— begin —

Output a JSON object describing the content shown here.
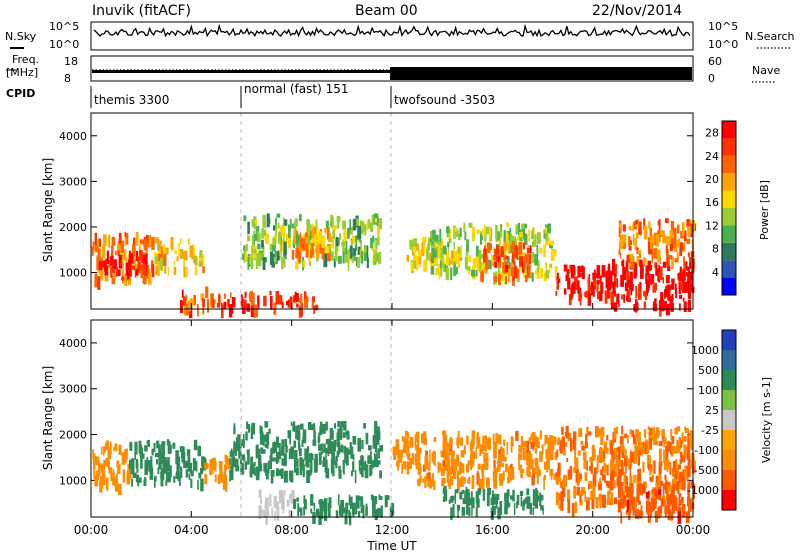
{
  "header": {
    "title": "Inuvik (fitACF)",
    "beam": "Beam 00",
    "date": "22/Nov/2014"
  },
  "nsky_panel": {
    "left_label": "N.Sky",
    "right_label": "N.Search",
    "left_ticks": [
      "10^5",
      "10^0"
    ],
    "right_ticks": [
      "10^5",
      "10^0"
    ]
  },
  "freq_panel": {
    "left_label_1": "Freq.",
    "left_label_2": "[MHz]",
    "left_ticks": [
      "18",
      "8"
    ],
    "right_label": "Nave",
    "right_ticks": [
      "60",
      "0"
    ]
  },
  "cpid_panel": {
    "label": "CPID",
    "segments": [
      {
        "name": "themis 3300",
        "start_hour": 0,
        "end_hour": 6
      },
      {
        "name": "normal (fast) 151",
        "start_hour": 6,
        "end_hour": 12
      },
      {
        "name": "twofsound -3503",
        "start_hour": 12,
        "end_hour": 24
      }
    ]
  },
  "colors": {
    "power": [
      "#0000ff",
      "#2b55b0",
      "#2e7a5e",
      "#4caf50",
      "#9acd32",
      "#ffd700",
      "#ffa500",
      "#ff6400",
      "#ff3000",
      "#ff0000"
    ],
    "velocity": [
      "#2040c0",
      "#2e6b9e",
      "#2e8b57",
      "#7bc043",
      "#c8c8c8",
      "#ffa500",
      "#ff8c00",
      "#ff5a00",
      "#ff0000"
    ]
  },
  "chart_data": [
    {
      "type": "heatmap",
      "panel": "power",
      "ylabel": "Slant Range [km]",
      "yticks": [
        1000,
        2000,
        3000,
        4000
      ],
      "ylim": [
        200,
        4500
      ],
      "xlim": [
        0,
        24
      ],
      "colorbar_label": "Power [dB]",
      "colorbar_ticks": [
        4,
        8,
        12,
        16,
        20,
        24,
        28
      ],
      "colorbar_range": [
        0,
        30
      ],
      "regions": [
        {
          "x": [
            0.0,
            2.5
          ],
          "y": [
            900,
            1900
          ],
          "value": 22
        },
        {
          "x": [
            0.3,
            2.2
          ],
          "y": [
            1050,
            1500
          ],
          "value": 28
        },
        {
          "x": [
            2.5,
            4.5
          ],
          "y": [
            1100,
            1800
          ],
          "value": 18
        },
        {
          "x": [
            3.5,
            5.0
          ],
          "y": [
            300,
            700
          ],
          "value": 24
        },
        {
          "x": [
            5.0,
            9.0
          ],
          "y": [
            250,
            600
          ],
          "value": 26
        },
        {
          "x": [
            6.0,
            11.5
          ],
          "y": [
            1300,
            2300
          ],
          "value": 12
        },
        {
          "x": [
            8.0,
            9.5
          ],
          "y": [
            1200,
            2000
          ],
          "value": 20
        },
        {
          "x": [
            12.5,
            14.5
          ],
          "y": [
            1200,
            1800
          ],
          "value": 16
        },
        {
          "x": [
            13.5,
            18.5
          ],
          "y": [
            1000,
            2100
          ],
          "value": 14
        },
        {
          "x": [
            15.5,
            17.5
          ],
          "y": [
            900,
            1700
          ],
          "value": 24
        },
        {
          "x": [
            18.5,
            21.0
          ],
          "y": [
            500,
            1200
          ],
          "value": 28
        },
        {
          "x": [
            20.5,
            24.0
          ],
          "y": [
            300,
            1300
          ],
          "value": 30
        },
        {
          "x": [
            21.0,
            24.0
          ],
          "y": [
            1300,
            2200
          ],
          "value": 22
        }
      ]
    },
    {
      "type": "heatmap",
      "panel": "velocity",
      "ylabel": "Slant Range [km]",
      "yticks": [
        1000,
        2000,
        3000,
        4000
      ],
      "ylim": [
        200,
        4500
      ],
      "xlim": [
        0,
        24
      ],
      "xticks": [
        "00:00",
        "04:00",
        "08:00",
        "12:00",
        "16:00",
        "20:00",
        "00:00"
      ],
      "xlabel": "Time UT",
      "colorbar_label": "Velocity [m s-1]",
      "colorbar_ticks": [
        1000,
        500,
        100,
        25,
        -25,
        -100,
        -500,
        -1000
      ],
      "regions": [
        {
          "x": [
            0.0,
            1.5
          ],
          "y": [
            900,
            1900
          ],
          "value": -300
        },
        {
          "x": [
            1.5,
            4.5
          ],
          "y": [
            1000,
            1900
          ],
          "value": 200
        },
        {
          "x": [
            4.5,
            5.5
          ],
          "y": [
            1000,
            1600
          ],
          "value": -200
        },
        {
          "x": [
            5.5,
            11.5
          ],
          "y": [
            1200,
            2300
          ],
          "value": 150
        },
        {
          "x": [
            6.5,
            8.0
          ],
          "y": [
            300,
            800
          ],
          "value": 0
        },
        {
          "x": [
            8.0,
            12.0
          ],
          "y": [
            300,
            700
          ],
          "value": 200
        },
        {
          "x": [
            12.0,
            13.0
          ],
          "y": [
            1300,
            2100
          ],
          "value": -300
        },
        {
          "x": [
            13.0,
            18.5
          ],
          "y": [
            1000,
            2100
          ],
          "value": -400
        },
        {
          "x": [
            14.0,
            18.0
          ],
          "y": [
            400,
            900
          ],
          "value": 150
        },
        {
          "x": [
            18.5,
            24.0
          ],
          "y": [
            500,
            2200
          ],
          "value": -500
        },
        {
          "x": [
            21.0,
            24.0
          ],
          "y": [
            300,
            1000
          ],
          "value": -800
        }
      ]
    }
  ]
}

— end —
— begin —

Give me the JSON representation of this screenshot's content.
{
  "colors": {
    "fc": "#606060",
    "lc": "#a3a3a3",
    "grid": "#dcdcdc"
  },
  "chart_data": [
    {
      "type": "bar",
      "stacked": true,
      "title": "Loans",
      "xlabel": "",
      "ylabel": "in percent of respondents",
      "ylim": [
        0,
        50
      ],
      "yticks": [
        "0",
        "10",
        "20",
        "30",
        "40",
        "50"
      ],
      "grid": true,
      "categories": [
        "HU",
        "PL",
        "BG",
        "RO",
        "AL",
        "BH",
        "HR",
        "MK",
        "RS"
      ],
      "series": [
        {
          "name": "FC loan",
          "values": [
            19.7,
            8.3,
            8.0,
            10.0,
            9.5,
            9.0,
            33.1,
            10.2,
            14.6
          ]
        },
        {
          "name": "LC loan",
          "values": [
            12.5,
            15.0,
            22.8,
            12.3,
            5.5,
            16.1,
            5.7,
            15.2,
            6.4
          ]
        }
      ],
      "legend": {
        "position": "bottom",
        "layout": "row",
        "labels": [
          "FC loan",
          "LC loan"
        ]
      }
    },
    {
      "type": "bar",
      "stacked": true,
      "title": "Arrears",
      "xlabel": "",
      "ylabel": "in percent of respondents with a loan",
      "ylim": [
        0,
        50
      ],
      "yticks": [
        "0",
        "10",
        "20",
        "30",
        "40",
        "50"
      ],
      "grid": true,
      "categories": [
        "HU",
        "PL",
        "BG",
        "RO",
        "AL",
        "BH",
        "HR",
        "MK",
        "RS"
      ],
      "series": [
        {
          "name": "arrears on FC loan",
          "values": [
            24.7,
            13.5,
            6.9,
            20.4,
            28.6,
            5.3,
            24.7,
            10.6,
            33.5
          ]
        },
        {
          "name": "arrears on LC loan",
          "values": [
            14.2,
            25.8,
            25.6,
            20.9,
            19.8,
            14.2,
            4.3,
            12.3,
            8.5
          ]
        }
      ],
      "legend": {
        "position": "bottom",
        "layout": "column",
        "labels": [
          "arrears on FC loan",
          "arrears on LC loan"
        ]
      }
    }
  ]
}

— end —

◆ Written exercise: Select every line where the word "content" occurs.

◆ Problem solution:
Output a JSON object describing the content shown here.
Give me the JSON representation of this screenshot's content.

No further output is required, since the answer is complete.